● **The task**
Everything in the data should be repeated exactly, save for the images.

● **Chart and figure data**

------

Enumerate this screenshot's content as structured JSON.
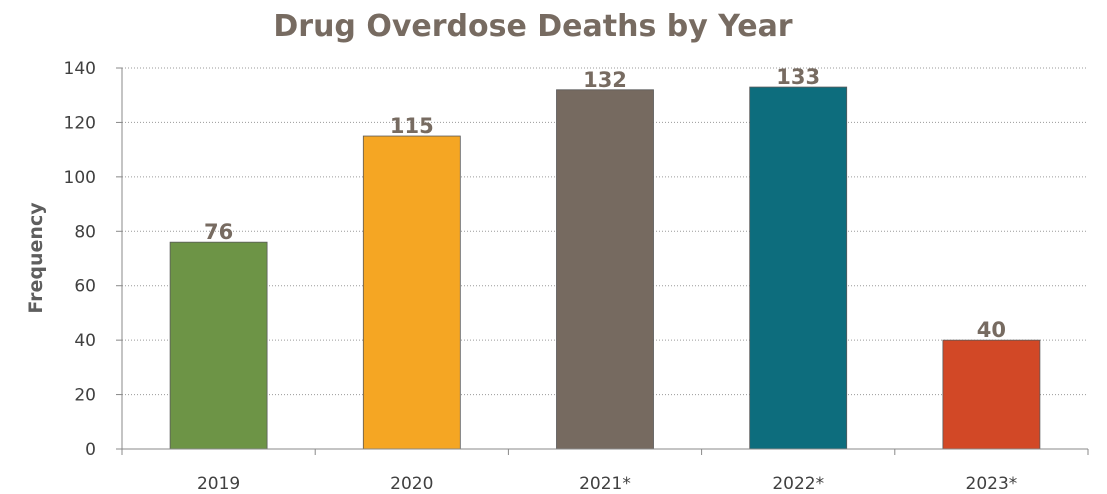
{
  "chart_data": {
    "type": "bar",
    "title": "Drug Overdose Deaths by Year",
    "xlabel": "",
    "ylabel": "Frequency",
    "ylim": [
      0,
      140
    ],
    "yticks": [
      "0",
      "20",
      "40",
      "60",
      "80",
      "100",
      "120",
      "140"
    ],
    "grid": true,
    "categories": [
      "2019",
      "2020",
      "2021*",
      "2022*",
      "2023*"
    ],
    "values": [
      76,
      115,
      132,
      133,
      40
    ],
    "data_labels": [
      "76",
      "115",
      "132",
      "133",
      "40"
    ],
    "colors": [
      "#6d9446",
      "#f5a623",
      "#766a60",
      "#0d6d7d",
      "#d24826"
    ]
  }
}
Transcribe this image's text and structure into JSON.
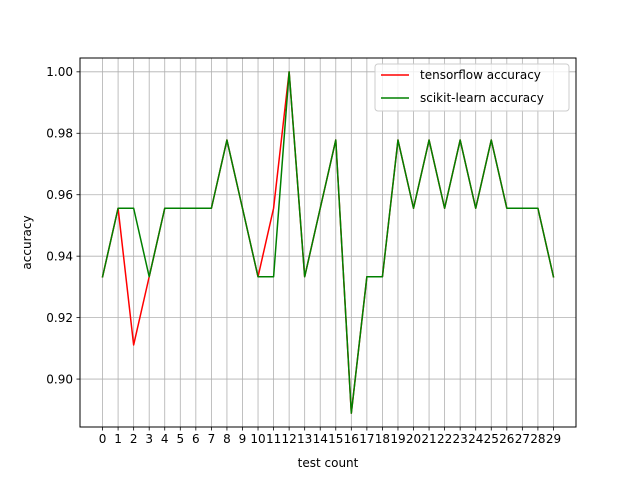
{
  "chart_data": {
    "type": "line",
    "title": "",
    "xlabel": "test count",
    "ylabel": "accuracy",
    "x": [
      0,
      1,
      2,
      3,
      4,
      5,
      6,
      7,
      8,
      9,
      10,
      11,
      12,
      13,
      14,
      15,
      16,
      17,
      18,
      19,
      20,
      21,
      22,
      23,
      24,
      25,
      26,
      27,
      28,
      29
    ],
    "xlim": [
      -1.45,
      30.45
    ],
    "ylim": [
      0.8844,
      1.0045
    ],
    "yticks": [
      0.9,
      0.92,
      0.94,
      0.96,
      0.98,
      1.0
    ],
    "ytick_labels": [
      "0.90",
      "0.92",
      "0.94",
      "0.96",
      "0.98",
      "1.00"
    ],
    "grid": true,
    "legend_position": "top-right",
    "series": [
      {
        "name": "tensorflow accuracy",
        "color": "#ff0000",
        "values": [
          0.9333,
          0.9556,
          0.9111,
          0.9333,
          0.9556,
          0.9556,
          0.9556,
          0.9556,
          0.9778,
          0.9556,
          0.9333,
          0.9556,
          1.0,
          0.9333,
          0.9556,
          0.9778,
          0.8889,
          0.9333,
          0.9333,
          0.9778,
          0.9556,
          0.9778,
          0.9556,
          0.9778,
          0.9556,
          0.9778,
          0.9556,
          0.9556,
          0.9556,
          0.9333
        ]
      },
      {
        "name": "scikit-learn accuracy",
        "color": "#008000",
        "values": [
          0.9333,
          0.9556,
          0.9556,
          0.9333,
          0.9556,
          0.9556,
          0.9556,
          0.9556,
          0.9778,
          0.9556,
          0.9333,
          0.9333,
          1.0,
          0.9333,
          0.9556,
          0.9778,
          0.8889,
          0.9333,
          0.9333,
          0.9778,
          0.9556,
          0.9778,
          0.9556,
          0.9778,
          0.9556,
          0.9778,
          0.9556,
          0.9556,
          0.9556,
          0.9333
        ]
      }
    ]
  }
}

------

● **Final result**
Enumerate this screenshot's content as structured JSON.
{
  "chart_data": {
    "type": "bar",
    "title": "Drug Overdose Deaths by Year",
    "xlabel": "",
    "ylabel": "Frequency",
    "ylim": [
      0,
      140
    ],
    "yticks": [
      "0",
      "20",
      "40",
      "60",
      "80",
      "100",
      "120",
      "140"
    ],
    "grid": true,
    "categories": [
      "2019",
      "2020",
      "2021*",
      "2022*",
      "2023*"
    ],
    "values": [
      76,
      115,
      132,
      133,
      40
    ],
    "data_labels": [
      "76",
      "115",
      "132",
      "133",
      "40"
    ],
    "colors": [
      "#6d9446",
      "#f5a623",
      "#766a60",
      "#0d6d7d",
      "#d24826"
    ]
  }
}
Transcribe this image's text and structure into JSON.
{
  "chart_data": {
    "type": "line",
    "title": "",
    "xlabel": "test count",
    "ylabel": "accuracy",
    "x": [
      0,
      1,
      2,
      3,
      4,
      5,
      6,
      7,
      8,
      9,
      10,
      11,
      12,
      13,
      14,
      15,
      16,
      17,
      18,
      19,
      20,
      21,
      22,
      23,
      24,
      25,
      26,
      27,
      28,
      29
    ],
    "xlim": [
      -1.45,
      30.45
    ],
    "ylim": [
      0.8844,
      1.0045
    ],
    "yticks": [
      0.9,
      0.92,
      0.94,
      0.96,
      0.98,
      1.0
    ],
    "ytick_labels": [
      "0.90",
      "0.92",
      "0.94",
      "0.96",
      "0.98",
      "1.00"
    ],
    "grid": true,
    "legend_position": "top-right",
    "series": [
      {
        "name": "tensorflow accuracy",
        "color": "#ff0000",
        "values": [
          0.9333,
          0.9556,
          0.9111,
          0.9333,
          0.9556,
          0.9556,
          0.9556,
          0.9556,
          0.9778,
          0.9556,
          0.9333,
          0.9556,
          1.0,
          0.9333,
          0.9556,
          0.9778,
          0.8889,
          0.9333,
          0.9333,
          0.9778,
          0.9556,
          0.9778,
          0.9556,
          0.9778,
          0.9556,
          0.9778,
          0.9556,
          0.9556,
          0.9556,
          0.9333
        ]
      },
      {
        "name": "scikit-learn accuracy",
        "color": "#008000",
        "values": [
          0.9333,
          0.9556,
          0.9556,
          0.9333,
          0.9556,
          0.9556,
          0.9556,
          0.9556,
          0.9778,
          0.9556,
          0.9333,
          0.9333,
          1.0,
          0.9333,
          0.9556,
          0.9778,
          0.8889,
          0.9333,
          0.9333,
          0.9778,
          0.9556,
          0.9778,
          0.9556,
          0.9778,
          0.9556,
          0.9778,
          0.9556,
          0.9556,
          0.9556,
          0.9333
        ]
      }
    ]
  }
}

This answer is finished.